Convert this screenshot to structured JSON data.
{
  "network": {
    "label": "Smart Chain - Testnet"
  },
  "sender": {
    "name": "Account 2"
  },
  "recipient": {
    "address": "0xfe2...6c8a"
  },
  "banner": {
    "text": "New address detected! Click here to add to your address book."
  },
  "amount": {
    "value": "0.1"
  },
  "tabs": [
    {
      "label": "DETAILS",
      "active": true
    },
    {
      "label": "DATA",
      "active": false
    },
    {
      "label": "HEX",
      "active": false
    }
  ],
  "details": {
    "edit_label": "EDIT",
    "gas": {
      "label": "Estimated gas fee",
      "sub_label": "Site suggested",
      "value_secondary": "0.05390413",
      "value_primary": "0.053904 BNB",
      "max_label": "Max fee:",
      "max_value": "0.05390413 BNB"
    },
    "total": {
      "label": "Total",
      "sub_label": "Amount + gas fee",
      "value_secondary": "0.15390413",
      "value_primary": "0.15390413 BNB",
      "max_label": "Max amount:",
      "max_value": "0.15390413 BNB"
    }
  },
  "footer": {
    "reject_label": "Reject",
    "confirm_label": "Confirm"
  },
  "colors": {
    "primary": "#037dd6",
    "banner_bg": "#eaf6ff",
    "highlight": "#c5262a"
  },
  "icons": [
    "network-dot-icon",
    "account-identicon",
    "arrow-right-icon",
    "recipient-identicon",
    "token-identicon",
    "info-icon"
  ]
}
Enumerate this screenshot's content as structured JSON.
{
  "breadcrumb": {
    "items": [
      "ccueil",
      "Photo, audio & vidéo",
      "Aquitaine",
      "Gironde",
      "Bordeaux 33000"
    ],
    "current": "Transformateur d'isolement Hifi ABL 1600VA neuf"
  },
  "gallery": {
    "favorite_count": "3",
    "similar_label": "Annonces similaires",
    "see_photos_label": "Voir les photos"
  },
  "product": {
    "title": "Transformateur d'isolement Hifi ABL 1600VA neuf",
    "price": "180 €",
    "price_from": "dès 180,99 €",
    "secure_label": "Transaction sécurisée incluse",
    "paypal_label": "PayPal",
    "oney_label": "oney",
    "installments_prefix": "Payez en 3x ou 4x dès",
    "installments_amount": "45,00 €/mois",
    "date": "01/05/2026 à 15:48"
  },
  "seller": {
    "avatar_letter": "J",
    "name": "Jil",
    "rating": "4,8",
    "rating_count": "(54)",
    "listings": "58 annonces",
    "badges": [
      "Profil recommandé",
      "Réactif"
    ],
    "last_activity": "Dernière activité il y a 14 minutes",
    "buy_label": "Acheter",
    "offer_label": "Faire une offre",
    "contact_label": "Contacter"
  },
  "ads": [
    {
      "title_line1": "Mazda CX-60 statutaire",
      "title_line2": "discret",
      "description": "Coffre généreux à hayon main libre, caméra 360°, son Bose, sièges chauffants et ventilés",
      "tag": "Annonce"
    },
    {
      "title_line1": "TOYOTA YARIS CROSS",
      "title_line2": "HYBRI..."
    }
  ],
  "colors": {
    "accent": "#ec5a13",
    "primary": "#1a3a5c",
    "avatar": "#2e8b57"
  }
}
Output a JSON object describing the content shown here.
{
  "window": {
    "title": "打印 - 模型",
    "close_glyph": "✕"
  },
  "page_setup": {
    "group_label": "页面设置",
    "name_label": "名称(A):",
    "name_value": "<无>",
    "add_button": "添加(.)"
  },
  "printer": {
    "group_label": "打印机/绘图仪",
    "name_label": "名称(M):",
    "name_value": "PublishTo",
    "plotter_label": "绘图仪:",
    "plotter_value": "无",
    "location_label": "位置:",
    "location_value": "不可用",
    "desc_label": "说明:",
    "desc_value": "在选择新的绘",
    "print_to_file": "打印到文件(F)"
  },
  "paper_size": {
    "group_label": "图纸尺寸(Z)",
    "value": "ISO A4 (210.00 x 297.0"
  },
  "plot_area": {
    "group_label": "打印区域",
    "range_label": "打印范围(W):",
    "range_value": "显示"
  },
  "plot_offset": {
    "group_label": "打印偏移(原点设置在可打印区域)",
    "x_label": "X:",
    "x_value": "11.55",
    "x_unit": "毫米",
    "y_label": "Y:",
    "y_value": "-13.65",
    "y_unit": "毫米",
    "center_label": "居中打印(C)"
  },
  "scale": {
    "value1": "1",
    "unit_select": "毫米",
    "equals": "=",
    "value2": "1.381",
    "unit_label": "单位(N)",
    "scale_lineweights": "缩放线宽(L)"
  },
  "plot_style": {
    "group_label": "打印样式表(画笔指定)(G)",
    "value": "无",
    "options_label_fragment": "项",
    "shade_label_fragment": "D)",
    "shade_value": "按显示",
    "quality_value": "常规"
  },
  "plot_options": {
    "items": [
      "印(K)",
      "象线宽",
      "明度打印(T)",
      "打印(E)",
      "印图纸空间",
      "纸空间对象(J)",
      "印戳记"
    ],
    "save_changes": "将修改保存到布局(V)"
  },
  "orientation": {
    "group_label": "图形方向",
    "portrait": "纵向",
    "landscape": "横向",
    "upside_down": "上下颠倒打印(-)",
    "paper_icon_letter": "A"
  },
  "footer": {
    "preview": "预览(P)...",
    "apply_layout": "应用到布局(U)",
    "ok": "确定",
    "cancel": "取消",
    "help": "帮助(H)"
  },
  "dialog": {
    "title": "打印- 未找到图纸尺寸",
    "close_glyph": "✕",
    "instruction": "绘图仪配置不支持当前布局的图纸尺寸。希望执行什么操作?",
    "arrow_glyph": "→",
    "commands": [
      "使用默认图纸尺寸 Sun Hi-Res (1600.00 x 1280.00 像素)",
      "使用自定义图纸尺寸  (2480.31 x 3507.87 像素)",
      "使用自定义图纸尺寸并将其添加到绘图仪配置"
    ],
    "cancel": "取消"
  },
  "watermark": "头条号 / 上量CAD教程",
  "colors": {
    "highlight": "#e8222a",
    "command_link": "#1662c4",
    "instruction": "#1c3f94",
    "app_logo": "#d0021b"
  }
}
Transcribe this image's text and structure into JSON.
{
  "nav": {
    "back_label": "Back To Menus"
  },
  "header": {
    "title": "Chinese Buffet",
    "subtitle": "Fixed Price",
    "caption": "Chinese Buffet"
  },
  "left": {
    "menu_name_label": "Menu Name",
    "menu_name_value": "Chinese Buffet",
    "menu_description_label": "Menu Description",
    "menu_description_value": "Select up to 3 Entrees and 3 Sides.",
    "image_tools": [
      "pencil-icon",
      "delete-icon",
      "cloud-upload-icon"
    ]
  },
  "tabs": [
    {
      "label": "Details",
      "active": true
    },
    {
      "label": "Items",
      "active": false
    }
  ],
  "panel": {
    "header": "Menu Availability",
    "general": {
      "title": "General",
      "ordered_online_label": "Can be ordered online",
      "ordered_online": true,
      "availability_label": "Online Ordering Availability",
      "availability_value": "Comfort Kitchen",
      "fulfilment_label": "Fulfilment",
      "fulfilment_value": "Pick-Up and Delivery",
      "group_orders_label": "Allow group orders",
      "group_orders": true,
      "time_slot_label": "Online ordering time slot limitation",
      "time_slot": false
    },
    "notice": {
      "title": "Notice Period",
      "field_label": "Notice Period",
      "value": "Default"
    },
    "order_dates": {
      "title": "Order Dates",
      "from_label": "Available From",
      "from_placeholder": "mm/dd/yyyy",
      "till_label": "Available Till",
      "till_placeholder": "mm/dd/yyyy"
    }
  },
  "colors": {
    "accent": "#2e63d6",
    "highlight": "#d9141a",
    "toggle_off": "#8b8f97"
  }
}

++++++++++++++++++++

What is asked. Exactly how many lines in the data above contain the word "Chinese"? Respond with the number and nothing more.

Solution to this task. 3